**REQUIREMENTS:** How many lines of these entries hold the string "placeholder"? Reply with the number alone.

[Stored data]
______________________________

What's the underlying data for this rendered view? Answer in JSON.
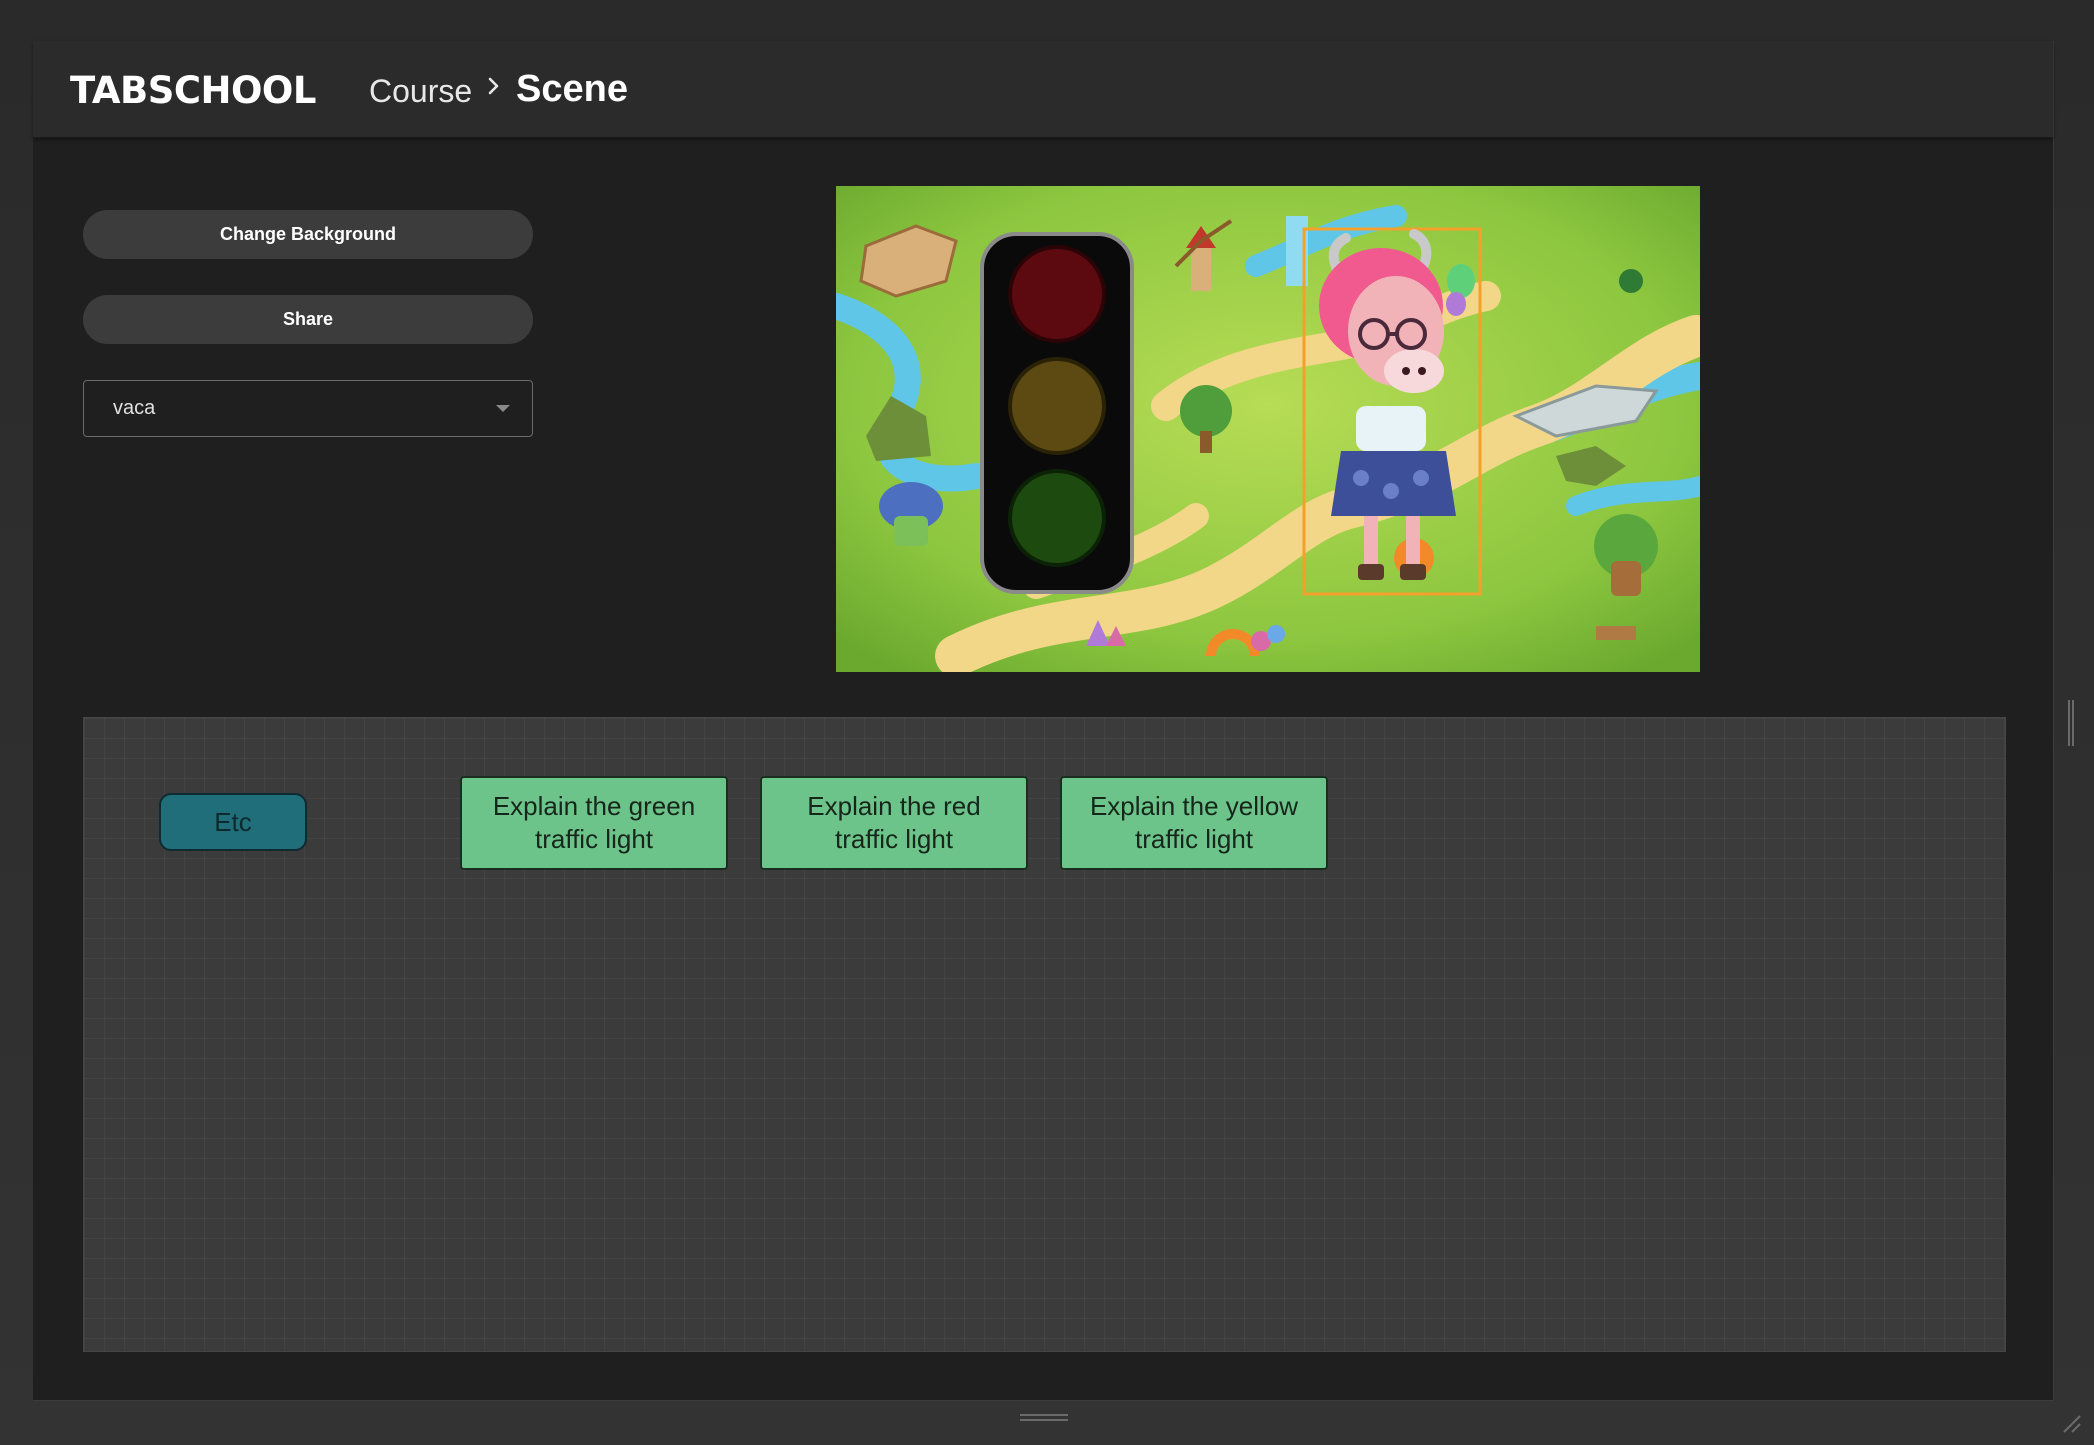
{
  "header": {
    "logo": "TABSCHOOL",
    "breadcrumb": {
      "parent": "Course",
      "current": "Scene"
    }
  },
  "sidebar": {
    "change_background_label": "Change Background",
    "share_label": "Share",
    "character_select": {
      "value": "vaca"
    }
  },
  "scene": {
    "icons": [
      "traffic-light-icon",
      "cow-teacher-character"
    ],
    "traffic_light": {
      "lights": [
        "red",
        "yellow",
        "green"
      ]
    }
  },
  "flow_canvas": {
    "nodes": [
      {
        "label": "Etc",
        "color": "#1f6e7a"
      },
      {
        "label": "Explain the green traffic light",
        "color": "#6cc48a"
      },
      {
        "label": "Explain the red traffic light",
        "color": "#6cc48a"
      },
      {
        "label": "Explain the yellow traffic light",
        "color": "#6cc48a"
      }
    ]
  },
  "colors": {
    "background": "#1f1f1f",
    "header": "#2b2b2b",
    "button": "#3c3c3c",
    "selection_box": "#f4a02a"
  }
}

______________________________

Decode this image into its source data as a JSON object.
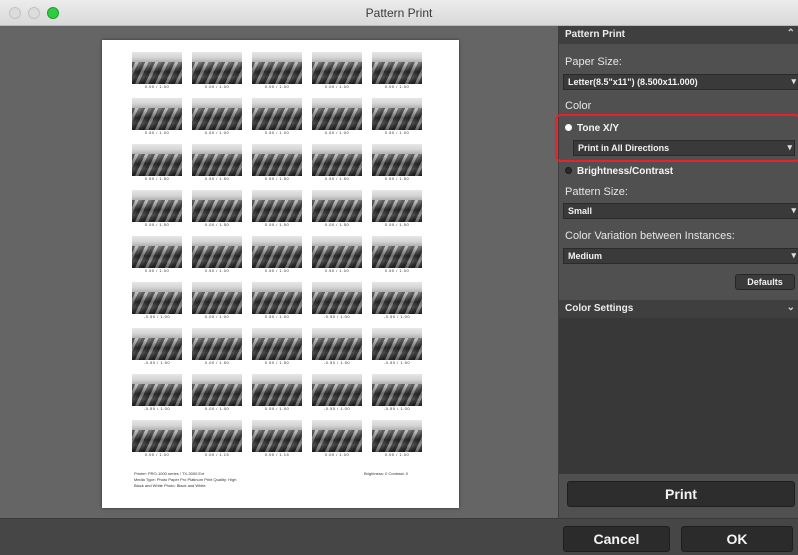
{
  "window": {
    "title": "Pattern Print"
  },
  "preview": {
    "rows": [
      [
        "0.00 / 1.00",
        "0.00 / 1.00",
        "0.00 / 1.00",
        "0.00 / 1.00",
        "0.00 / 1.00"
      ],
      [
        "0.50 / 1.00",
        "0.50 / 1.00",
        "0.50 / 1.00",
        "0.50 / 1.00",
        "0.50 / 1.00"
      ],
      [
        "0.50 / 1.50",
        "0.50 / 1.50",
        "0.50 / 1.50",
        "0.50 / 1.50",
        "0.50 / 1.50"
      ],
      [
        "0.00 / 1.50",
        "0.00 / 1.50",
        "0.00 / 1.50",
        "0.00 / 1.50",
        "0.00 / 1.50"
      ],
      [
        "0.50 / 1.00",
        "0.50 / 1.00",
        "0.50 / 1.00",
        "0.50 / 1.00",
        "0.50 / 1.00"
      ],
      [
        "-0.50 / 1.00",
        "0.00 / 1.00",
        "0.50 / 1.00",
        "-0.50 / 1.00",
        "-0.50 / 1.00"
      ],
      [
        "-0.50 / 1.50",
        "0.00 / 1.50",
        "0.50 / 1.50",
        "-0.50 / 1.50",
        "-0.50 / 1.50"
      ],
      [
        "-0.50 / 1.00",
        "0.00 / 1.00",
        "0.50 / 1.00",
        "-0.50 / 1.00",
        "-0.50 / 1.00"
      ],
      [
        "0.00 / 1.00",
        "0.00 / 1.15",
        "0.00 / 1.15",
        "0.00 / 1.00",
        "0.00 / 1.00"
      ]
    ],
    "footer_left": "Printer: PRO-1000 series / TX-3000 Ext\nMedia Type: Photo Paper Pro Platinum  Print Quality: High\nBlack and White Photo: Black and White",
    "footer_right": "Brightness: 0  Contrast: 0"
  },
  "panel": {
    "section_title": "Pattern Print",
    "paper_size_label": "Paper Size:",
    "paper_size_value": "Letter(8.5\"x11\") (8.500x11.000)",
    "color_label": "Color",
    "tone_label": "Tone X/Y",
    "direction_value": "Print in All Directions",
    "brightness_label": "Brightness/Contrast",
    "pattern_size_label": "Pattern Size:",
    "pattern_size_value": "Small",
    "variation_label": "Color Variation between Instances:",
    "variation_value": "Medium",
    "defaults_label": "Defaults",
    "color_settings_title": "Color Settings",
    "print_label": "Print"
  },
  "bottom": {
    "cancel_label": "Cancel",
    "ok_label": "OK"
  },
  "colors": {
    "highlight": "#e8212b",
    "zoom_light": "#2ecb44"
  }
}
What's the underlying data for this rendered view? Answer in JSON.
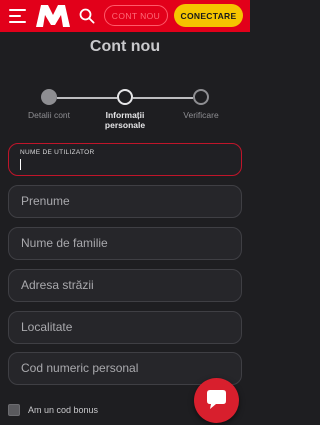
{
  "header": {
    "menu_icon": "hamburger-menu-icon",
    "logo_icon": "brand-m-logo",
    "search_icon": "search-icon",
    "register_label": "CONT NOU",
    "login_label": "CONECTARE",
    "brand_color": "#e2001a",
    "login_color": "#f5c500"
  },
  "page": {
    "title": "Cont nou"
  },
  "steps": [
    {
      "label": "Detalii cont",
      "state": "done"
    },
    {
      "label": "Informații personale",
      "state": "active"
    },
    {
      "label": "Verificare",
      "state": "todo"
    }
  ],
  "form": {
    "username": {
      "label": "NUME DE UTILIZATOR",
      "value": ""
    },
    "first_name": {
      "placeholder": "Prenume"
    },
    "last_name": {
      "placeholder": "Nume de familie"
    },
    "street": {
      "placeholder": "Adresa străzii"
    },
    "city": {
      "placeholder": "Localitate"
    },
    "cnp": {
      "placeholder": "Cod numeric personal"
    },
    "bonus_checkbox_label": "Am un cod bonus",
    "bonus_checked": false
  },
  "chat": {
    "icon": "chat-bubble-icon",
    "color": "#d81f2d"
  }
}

______________________________

**EXERCISE OUTPUT:** 5